# The problem
Copy out the listing that follows exactly, dropping every picture.

-- Data supplied start --

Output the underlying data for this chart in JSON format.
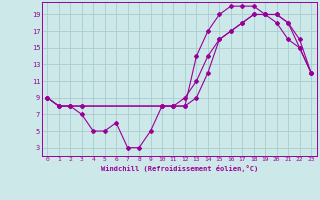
{
  "xlabel": "Windchill (Refroidissement éolien,°C)",
  "bg_color": "#cce8e8",
  "grid_color": "#aacccc",
  "line_color": "#990099",
  "xlim": [
    -0.5,
    23.5
  ],
  "ylim": [
    2,
    20.5
  ],
  "xticks": [
    0,
    1,
    2,
    3,
    4,
    5,
    6,
    7,
    8,
    9,
    10,
    11,
    12,
    13,
    14,
    15,
    16,
    17,
    18,
    19,
    20,
    21,
    22,
    23
  ],
  "yticks": [
    3,
    5,
    7,
    9,
    11,
    13,
    15,
    17,
    19
  ],
  "series1_x": [
    0,
    1,
    2,
    3,
    4,
    5,
    6,
    7,
    8,
    9,
    10,
    11,
    12,
    13,
    14,
    15,
    16,
    17,
    18,
    19,
    20,
    21,
    22,
    23
  ],
  "series1_y": [
    9,
    8,
    8,
    7,
    5,
    5,
    6,
    3,
    3,
    5,
    8,
    8,
    8,
    14,
    17,
    19,
    20,
    20,
    20,
    19,
    19,
    18,
    15,
    12
  ],
  "series2_x": [
    0,
    1,
    2,
    3,
    10,
    11,
    12,
    13,
    14,
    15,
    16,
    17,
    18,
    19,
    20,
    21,
    22,
    23
  ],
  "series2_y": [
    9,
    8,
    8,
    8,
    8,
    8,
    9,
    11,
    14,
    16,
    17,
    18,
    19,
    19,
    19,
    18,
    16,
    12
  ],
  "series3_x": [
    0,
    1,
    2,
    3,
    10,
    11,
    12,
    13,
    14,
    15,
    16,
    17,
    18,
    19,
    20,
    21,
    22,
    23
  ],
  "series3_y": [
    9,
    8,
    8,
    8,
    8,
    8,
    8,
    9,
    12,
    16,
    17,
    18,
    19,
    19,
    18,
    16,
    15,
    12
  ]
}
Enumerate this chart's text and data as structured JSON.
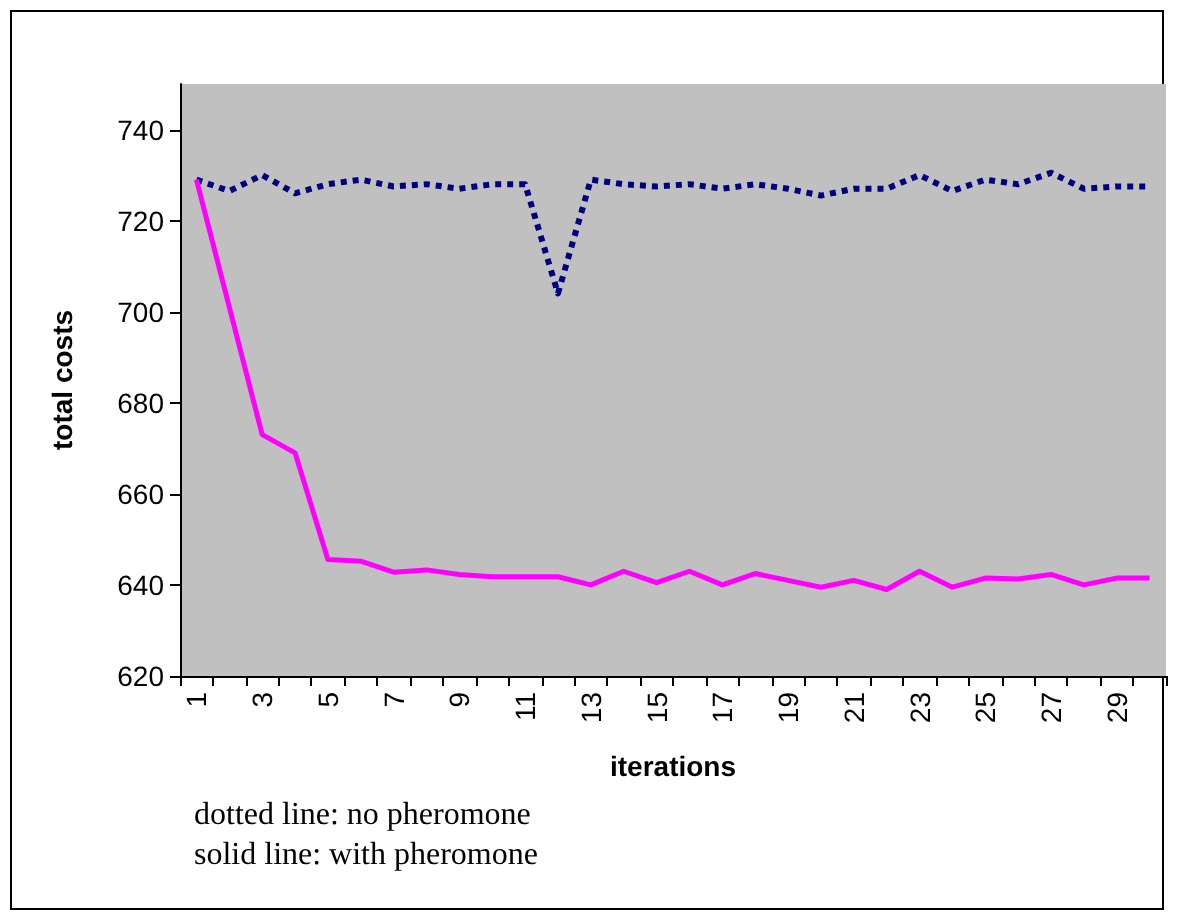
{
  "chart_data": {
    "type": "line",
    "xlabel": "iterations",
    "ylabel": "total costs",
    "categories": [
      "1",
      null,
      "3",
      null,
      "5",
      null,
      "7",
      null,
      "9",
      null,
      "11",
      null,
      "13",
      null,
      "15",
      null,
      "17",
      null,
      "19",
      null,
      "21",
      null,
      "23",
      null,
      "25",
      null,
      "27",
      null,
      "29",
      null
    ],
    "series": [
      {
        "color": "#000080",
        "line_style": "dotted",
        "values": [
          729,
          726.5,
          730,
          726,
          728,
          729,
          727.5,
          728,
          727,
          728,
          728,
          704,
          729,
          728,
          727.5,
          728,
          727,
          728,
          727,
          725.5,
          727,
          727,
          730,
          726.5,
          729,
          728,
          730.5,
          727,
          727.5,
          727.5
        ]
      },
      {
        "color": "#ff00ff",
        "line_style": "solid",
        "values": [
          729,
          701,
          673,
          669,
          645.6,
          645.2,
          642.8,
          643.3,
          642.3,
          641.8,
          641.8,
          641.8,
          640,
          643,
          640.5,
          643,
          640,
          642.5,
          641,
          639.5,
          641,
          639,
          643,
          639.5,
          641.5,
          641.3,
          642.3,
          640,
          641.5,
          641.5
        ]
      }
    ],
    "ylim": [
      620,
      750
    ],
    "yticks": [
      620,
      640,
      660,
      680,
      700,
      720,
      740
    ],
    "grid": false,
    "marker": "none",
    "annotations": [
      "dotted line: no pheromone",
      "solid line: with pheromone"
    ]
  }
}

-- Data supplied end --

# Task response
Output the underlying data for this chart in JSON format.
{
  "xlabel": "Windchill (Refroidissement éolien,°C)",
  "bg_color": "#cce8e8",
  "grid_color": "#aacccc",
  "line_color": "#990099",
  "xlim": [
    -0.5,
    23.5
  ],
  "ylim": [
    2,
    20.5
  ],
  "xticks": [
    0,
    1,
    2,
    3,
    4,
    5,
    6,
    7,
    8,
    9,
    10,
    11,
    12,
    13,
    14,
    15,
    16,
    17,
    18,
    19,
    20,
    21,
    22,
    23
  ],
  "yticks": [
    3,
    5,
    7,
    9,
    11,
    13,
    15,
    17,
    19
  ],
  "series1_x": [
    0,
    1,
    2,
    3,
    4,
    5,
    6,
    7,
    8,
    9,
    10,
    11,
    12,
    13,
    14,
    15,
    16,
    17,
    18,
    19,
    20,
    21,
    22,
    23
  ],
  "series1_y": [
    9,
    8,
    8,
    7,
    5,
    5,
    6,
    3,
    3,
    5,
    8,
    8,
    8,
    14,
    17,
    19,
    20,
    20,
    20,
    19,
    19,
    18,
    15,
    12
  ],
  "series2_x": [
    0,
    1,
    2,
    3,
    10,
    11,
    12,
    13,
    14,
    15,
    16,
    17,
    18,
    19,
    20,
    21,
    22,
    23
  ],
  "series2_y": [
    9,
    8,
    8,
    8,
    8,
    8,
    9,
    11,
    14,
    16,
    17,
    18,
    19,
    19,
    19,
    18,
    16,
    12
  ],
  "series3_x": [
    0,
    1,
    2,
    3,
    10,
    11,
    12,
    13,
    14,
    15,
    16,
    17,
    18,
    19,
    20,
    21,
    22,
    23
  ],
  "series3_y": [
    9,
    8,
    8,
    8,
    8,
    8,
    8,
    9,
    12,
    16,
    17,
    18,
    19,
    19,
    18,
    16,
    15,
    12
  ]
}
Enumerate this chart's text and data as structured JSON.
{
  "chart_data": {
    "type": "line",
    "xlabel": "iterations",
    "ylabel": "total costs",
    "categories": [
      "1",
      null,
      "3",
      null,
      "5",
      null,
      "7",
      null,
      "9",
      null,
      "11",
      null,
      "13",
      null,
      "15",
      null,
      "17",
      null,
      "19",
      null,
      "21",
      null,
      "23",
      null,
      "25",
      null,
      "27",
      null,
      "29",
      null
    ],
    "series": [
      {
        "color": "#000080",
        "line_style": "dotted",
        "values": [
          729,
          726.5,
          730,
          726,
          728,
          729,
          727.5,
          728,
          727,
          728,
          728,
          704,
          729,
          728,
          727.5,
          728,
          727,
          728,
          727,
          725.5,
          727,
          727,
          730,
          726.5,
          729,
          728,
          730.5,
          727,
          727.5,
          727.5
        ]
      },
      {
        "color": "#ff00ff",
        "line_style": "solid",
        "values": [
          729,
          701,
          673,
          669,
          645.6,
          645.2,
          642.8,
          643.3,
          642.3,
          641.8,
          641.8,
          641.8,
          640,
          643,
          640.5,
          643,
          640,
          642.5,
          641,
          639.5,
          641,
          639,
          643,
          639.5,
          641.5,
          641.3,
          642.3,
          640,
          641.5,
          641.5
        ]
      }
    ],
    "ylim": [
      620,
      750
    ],
    "yticks": [
      620,
      640,
      660,
      680,
      700,
      720,
      740
    ],
    "grid": false,
    "marker": "none",
    "annotations": [
      "dotted line: no pheromone",
      "solid line: with pheromone"
    ]
  }
}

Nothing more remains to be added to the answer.